• [INSTRUCTION]
Please write out each of the following items word for word, with no changes.

============

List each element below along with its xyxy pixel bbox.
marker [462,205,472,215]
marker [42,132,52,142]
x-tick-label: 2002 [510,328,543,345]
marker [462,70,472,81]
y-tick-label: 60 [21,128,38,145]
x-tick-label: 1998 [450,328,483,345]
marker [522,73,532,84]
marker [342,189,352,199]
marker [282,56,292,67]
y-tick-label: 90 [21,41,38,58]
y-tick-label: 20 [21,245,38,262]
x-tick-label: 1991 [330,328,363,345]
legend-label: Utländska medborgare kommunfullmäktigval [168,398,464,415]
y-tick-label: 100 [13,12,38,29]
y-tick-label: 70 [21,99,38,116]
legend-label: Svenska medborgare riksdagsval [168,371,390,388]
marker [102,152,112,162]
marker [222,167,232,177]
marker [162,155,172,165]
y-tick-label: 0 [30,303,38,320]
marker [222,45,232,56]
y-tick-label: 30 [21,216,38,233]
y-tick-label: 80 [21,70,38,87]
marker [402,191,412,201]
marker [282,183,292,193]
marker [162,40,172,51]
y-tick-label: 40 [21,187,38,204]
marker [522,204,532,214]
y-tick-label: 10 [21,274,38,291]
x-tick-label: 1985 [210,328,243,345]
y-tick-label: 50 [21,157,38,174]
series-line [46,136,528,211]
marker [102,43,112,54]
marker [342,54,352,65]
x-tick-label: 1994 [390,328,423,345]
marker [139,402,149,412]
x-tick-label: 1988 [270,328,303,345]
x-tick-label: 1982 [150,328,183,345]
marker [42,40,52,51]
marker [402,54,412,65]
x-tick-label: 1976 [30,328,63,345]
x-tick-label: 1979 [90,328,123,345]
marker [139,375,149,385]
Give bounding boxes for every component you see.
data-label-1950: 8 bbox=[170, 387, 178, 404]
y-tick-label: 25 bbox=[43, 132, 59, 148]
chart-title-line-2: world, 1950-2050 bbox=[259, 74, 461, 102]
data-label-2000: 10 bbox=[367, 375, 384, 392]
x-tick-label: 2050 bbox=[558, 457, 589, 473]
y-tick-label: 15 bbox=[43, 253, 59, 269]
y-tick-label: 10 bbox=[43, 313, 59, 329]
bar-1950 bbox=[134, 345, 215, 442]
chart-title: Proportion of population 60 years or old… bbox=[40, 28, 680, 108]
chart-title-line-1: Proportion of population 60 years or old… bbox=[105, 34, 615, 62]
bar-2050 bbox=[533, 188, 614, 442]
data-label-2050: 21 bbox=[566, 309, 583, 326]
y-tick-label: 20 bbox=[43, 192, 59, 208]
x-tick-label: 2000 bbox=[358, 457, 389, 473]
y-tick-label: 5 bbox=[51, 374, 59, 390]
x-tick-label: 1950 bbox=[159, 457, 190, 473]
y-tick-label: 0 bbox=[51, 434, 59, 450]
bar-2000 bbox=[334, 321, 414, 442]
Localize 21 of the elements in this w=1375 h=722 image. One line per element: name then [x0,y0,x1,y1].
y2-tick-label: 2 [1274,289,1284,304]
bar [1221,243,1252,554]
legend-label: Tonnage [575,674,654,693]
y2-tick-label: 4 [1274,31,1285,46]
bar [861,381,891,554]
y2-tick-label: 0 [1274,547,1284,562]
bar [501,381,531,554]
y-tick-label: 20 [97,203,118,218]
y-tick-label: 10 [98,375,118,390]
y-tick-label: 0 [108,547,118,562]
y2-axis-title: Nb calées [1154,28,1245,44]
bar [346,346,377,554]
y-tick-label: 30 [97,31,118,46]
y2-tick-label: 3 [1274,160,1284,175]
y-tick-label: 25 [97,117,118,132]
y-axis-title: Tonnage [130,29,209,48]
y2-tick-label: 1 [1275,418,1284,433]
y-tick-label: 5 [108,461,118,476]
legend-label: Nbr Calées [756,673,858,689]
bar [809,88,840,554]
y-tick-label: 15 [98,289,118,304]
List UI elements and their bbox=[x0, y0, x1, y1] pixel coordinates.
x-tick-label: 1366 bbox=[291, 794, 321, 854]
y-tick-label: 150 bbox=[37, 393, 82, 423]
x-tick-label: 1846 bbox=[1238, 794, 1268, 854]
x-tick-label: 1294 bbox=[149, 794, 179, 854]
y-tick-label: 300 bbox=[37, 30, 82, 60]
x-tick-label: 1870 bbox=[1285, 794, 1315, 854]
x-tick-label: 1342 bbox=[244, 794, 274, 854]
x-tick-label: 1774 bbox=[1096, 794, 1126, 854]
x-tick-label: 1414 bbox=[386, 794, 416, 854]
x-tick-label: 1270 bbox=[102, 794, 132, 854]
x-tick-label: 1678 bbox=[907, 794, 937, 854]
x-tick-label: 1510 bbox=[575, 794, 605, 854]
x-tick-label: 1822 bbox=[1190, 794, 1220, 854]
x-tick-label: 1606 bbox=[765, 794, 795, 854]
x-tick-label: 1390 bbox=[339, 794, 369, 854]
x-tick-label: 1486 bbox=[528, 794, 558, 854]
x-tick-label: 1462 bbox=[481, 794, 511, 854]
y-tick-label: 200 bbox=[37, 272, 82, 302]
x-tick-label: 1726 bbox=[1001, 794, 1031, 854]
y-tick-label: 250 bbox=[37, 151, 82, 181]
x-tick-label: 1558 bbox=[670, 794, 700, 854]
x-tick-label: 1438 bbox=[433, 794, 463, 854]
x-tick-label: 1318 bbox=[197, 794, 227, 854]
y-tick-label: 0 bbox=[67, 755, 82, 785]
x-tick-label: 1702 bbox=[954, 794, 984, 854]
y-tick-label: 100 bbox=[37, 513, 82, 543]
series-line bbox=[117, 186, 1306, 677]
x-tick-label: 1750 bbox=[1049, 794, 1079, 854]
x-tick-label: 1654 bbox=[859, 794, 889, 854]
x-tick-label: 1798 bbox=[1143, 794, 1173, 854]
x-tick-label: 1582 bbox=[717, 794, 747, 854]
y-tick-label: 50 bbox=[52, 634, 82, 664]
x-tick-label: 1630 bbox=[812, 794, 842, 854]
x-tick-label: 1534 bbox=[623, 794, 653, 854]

============

• [COMPLETED TASK]
List each element below along with its xyxy pixel bbox.
marker [462,205,472,215]
marker [42,132,52,142]
x-tick-label: 2002 [510,328,543,345]
marker [462,70,472,81]
y-tick-label: 60 [21,128,38,145]
x-tick-label: 1998 [450,328,483,345]
marker [522,73,532,84]
marker [342,189,352,199]
marker [282,56,292,67]
y-tick-label: 90 [21,41,38,58]
y-tick-label: 20 [21,245,38,262]
x-tick-label: 1991 [330,328,363,345]
legend-label: Utländska medborgare kommunfullmäktigval [168,398,464,415]
y-tick-label: 100 [13,12,38,29]
y-tick-label: 70 [21,99,38,116]
legend-label: Svenska medborgare riksdagsval [168,371,390,388]
marker [102,152,112,162]
marker [222,167,232,177]
marker [162,155,172,165]
y-tick-label: 0 [30,303,38,320]
marker [222,45,232,56]
y-tick-label: 30 [21,216,38,233]
y-tick-label: 80 [21,70,38,87]
marker [402,191,412,201]
marker [282,183,292,193]
marker [162,40,172,51]
y-tick-label: 40 [21,187,38,204]
marker [522,204,532,214]
y-tick-label: 10 [21,274,38,291]
x-tick-label: 1985 [210,328,243,345]
y-tick-label: 50 [21,157,38,174]
series-line [46,136,528,211]
marker [102,43,112,54]
marker [342,54,352,65]
x-tick-label: 1994 [390,328,423,345]
marker [139,402,149,412]
x-tick-label: 1988 [270,328,303,345]
x-tick-label: 1982 [150,328,183,345]
marker [42,40,52,51]
marker [402,54,412,65]
x-tick-label: 1976 [30,328,63,345]
x-tick-label: 1979 [90,328,123,345]
marker [139,375,149,385]
Give bounding boxes for every component you see.
data-label-1950: 8 bbox=[170, 387, 178, 404]
y-tick-label: 25 bbox=[43, 132, 59, 148]
chart-title-line-2: world, 1950-2050 bbox=[259, 74, 461, 102]
data-label-2000: 10 bbox=[367, 375, 384, 392]
x-tick-label: 2050 bbox=[558, 457, 589, 473]
y-tick-label: 15 bbox=[43, 253, 59, 269]
y-tick-label: 10 bbox=[43, 313, 59, 329]
bar-1950 bbox=[134, 345, 215, 442]
chart-title: Proportion of population 60 years or old… bbox=[40, 28, 680, 108]
chart-title-line-1: Proportion of population 60 years or old… bbox=[105, 34, 615, 62]
bar-2050 bbox=[533, 188, 614, 442]
data-label-2050: 21 bbox=[566, 309, 583, 326]
y-tick-label: 20 bbox=[43, 192, 59, 208]
x-tick-label: 2000 bbox=[358, 457, 389, 473]
y-tick-label: 5 bbox=[51, 374, 59, 390]
x-tick-label: 1950 bbox=[159, 457, 190, 473]
y-tick-label: 0 bbox=[51, 434, 59, 450]
bar-2000 bbox=[334, 321, 414, 442]
Localize 21 of the elements in this w=1375 h=722 image. One line per element: name then [x0,y0,x1,y1].
y2-tick-label: 2 [1274,289,1284,304]
bar [1221,243,1252,554]
legend-label: Tonnage [575,674,654,693]
y2-tick-label: 4 [1274,31,1285,46]
bar [861,381,891,554]
y2-tick-label: 0 [1274,547,1284,562]
bar [501,381,531,554]
y-tick-label: 20 [97,203,118,218]
y-tick-label: 10 [98,375,118,390]
y-tick-label: 0 [108,547,118,562]
y2-axis-title: Nb calées [1154,28,1245,44]
bar [346,346,377,554]
y-tick-label: 30 [97,31,118,46]
y2-tick-label: 3 [1274,160,1284,175]
y-tick-label: 25 [97,117,118,132]
y-axis-title: Tonnage [130,29,209,48]
y2-tick-label: 1 [1275,418,1284,433]
y-tick-label: 5 [108,461,118,476]
legend-label: Nbr Calées [756,673,858,689]
bar [809,88,840,554]
y-tick-label: 15 [98,289,118,304]
List UI elements and their bbox=[x0, y0, x1, y1] pixel coordinates.
x-tick-label: 1366 bbox=[291, 794, 321, 854]
y-tick-label: 150 bbox=[37, 393, 82, 423]
x-tick-label: 1846 bbox=[1238, 794, 1268, 854]
x-tick-label: 1294 bbox=[149, 794, 179, 854]
y-tick-label: 300 bbox=[37, 30, 82, 60]
x-tick-label: 1870 bbox=[1285, 794, 1315, 854]
x-tick-label: 1342 bbox=[244, 794, 274, 854]
x-tick-label: 1774 bbox=[1096, 794, 1126, 854]
x-tick-label: 1414 bbox=[386, 794, 416, 854]
x-tick-label: 1270 bbox=[102, 794, 132, 854]
x-tick-label: 1678 bbox=[907, 794, 937, 854]
x-tick-label: 1510 bbox=[575, 794, 605, 854]
x-tick-label: 1822 bbox=[1190, 794, 1220, 854]
x-tick-label: 1606 bbox=[765, 794, 795, 854]
x-tick-label: 1390 bbox=[339, 794, 369, 854]
x-tick-label: 1486 bbox=[528, 794, 558, 854]
x-tick-label: 1462 bbox=[481, 794, 511, 854]
y-tick-label: 200 bbox=[37, 272, 82, 302]
x-tick-label: 1726 bbox=[1001, 794, 1031, 854]
y-tick-label: 250 bbox=[37, 151, 82, 181]
x-tick-label: 1558 bbox=[670, 794, 700, 854]
x-tick-label: 1438 bbox=[433, 794, 463, 854]
x-tick-label: 1318 bbox=[197, 794, 227, 854]
y-tick-label: 0 bbox=[67, 755, 82, 785]
x-tick-label: 1702 bbox=[954, 794, 984, 854]
y-tick-label: 100 bbox=[37, 513, 82, 543]
series-line bbox=[117, 186, 1306, 677]
x-tick-label: 1750 bbox=[1049, 794, 1079, 854]
x-tick-label: 1654 bbox=[859, 794, 889, 854]
x-tick-label: 1798 bbox=[1143, 794, 1173, 854]
x-tick-label: 1582 bbox=[717, 794, 747, 854]
y-tick-label: 50 bbox=[52, 634, 82, 664]
x-tick-label: 1630 bbox=[812, 794, 842, 854]
x-tick-label: 1534 bbox=[623, 794, 653, 854]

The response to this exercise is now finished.